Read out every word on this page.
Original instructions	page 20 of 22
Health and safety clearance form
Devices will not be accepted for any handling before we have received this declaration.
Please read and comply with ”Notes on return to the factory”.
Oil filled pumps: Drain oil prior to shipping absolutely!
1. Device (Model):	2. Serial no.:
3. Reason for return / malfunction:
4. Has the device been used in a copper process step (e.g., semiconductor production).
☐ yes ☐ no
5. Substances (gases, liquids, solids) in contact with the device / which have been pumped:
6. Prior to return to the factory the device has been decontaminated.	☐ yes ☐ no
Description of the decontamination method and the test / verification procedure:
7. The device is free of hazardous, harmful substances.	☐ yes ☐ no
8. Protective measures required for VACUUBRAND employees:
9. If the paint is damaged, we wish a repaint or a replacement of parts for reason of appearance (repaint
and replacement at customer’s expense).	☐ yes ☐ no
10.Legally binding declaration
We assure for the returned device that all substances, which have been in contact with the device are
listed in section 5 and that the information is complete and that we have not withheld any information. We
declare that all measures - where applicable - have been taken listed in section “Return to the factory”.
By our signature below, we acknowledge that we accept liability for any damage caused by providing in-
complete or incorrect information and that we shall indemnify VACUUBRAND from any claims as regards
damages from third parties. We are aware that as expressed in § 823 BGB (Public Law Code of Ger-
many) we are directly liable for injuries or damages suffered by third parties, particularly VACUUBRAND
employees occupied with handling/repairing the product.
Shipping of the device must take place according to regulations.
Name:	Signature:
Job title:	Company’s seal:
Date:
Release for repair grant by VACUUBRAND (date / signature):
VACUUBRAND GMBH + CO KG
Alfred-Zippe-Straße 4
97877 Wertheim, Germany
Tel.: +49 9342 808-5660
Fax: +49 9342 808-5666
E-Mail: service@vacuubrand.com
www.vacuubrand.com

| WHAT IS REQUIRED |
Scan the material above. Copy each line where "that" occurs.

| THE ANSWER |
We assure for the returned device that all substances, which have been in contact with the device are
listed in section 5 and that the information is complete and that we have not withheld any information. We
declare that all measures - where applicable - have been taken listed in section “Return to the factory”.
By our signature below, we acknowledge that we accept liability for any damage caused by providing in-
complete or incorrect information and that we shall indemnify VACUUBRAND from any claims as regards
damages from third parties. We are aware that as expressed in § 823 BGB (Public Law Code of Ger-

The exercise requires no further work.